§ TASK GOAL
Pick out each line in these entries that contains the string "Play".

(Stored data)
============================================================

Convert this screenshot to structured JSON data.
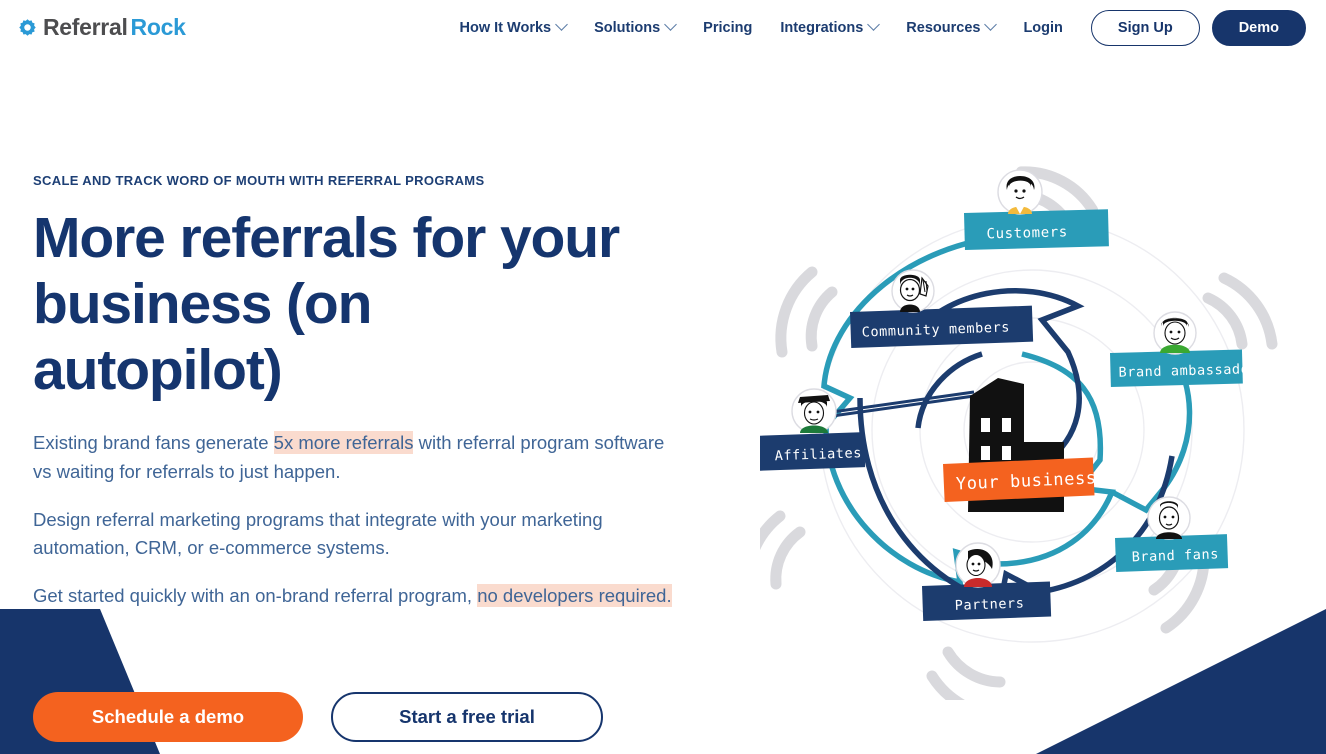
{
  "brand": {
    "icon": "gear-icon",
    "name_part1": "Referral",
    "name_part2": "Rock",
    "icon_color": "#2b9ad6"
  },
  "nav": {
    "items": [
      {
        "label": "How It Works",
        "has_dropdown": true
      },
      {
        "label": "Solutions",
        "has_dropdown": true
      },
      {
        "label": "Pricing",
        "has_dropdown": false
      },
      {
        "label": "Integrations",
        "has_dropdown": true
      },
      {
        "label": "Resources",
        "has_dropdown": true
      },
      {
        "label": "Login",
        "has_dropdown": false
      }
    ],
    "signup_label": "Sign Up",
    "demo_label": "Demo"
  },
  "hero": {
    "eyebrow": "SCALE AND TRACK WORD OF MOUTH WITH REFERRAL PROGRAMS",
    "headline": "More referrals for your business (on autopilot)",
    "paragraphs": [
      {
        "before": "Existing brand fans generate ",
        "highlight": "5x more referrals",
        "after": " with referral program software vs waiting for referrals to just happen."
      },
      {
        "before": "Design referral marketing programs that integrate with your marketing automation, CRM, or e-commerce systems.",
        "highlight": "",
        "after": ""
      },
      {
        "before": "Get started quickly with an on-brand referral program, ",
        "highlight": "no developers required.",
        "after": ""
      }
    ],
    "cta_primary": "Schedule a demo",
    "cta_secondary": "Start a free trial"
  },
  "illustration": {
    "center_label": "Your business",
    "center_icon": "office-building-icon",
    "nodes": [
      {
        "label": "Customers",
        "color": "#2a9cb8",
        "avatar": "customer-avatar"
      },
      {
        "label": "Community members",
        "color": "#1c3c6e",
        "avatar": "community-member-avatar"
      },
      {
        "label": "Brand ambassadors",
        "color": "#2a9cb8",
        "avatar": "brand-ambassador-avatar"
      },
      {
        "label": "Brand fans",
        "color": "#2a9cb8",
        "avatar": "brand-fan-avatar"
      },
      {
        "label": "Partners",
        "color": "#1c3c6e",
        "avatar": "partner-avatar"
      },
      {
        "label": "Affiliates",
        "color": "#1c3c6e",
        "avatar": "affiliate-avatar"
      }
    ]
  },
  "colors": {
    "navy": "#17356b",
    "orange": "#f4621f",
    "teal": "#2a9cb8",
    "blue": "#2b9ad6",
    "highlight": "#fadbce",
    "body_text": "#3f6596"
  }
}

============================================================

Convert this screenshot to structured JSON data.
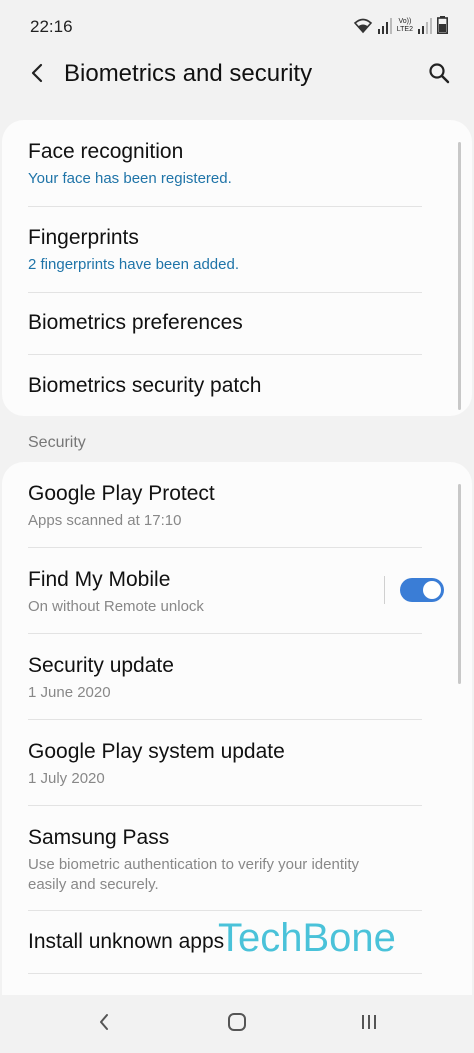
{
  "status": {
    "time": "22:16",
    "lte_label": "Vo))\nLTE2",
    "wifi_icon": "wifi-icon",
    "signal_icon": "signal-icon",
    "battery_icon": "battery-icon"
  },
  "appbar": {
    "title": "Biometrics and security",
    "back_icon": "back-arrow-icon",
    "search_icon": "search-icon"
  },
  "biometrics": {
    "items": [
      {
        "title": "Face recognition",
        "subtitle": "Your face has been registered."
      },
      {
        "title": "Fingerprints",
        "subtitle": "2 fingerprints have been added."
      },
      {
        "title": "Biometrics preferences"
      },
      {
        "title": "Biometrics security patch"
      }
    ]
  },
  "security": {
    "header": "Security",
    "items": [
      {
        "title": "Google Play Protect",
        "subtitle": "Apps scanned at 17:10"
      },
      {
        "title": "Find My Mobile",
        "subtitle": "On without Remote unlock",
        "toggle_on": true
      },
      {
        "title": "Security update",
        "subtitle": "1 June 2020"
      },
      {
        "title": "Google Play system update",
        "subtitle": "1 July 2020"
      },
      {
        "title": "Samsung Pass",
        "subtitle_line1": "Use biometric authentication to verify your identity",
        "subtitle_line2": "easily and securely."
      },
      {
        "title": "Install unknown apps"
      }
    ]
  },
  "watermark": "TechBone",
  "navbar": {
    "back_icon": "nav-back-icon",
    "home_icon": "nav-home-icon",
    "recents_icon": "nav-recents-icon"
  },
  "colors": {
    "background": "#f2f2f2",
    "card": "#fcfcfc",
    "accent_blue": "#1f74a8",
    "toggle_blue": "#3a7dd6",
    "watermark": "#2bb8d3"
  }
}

============================================================

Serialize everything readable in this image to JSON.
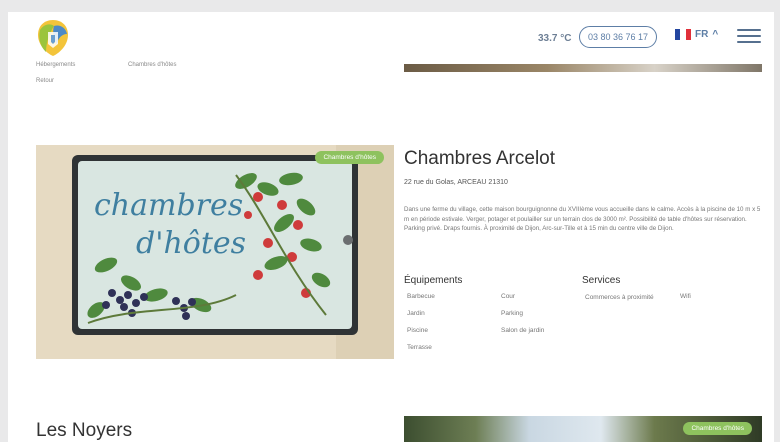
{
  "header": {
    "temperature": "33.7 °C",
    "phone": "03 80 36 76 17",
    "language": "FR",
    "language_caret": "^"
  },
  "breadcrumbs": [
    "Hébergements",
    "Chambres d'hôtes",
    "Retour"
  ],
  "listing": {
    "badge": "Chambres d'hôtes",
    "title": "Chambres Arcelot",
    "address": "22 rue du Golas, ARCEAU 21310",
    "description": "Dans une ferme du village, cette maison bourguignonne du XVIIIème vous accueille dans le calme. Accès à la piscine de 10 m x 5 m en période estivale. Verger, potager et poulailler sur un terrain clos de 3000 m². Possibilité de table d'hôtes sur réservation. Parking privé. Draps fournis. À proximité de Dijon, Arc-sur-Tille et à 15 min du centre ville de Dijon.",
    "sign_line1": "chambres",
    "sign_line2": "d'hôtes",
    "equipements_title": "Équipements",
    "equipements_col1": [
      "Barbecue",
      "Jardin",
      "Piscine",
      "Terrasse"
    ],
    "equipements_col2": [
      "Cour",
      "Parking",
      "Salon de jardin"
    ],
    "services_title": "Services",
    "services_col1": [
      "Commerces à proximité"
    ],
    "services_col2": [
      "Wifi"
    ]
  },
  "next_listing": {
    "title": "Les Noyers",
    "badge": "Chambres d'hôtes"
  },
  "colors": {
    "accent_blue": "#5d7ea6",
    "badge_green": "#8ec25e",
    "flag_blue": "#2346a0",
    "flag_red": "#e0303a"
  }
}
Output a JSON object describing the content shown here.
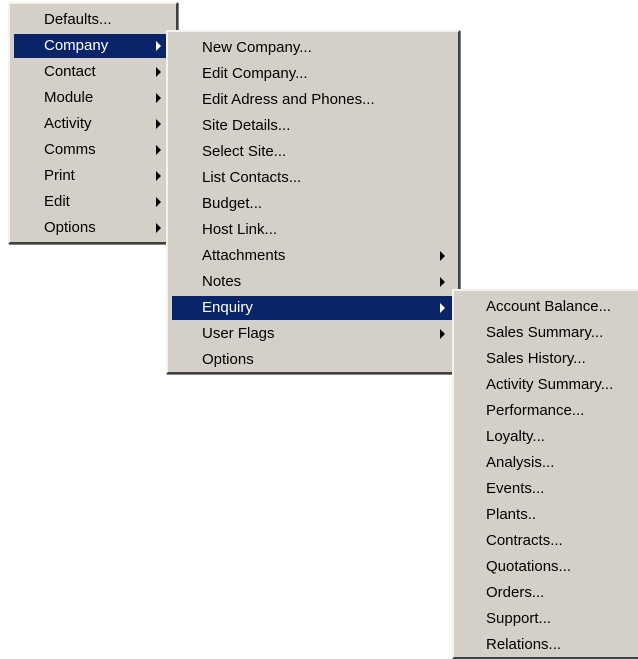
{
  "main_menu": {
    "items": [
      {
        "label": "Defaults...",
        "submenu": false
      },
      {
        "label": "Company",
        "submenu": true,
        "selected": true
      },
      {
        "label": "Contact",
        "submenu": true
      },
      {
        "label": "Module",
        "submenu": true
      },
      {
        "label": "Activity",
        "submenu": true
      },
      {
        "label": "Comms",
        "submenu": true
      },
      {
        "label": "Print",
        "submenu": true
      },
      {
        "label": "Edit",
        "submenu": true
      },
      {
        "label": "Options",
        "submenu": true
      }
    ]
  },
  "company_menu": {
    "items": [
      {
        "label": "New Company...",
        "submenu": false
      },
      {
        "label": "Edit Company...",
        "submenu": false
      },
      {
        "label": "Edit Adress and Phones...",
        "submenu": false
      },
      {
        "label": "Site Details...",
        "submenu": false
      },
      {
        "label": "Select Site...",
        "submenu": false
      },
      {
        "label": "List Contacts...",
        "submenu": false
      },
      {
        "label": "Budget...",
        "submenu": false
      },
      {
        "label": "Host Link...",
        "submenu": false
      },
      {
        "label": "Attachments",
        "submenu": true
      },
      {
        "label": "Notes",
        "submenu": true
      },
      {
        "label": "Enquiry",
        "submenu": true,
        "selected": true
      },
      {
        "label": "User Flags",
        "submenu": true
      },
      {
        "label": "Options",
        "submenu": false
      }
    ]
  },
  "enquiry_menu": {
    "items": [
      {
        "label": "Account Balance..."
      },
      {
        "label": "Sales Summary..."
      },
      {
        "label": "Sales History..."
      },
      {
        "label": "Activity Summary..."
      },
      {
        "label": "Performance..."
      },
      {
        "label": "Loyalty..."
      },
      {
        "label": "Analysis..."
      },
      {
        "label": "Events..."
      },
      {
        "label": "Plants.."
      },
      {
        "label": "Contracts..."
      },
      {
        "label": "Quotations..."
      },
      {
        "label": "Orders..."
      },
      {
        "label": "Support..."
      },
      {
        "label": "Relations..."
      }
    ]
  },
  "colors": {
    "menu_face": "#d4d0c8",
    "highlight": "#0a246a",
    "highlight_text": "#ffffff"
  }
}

============================================================

§ EXERCISE RESPONSE
        "title": "Google Play Protect",
        "title": "Google Play system update",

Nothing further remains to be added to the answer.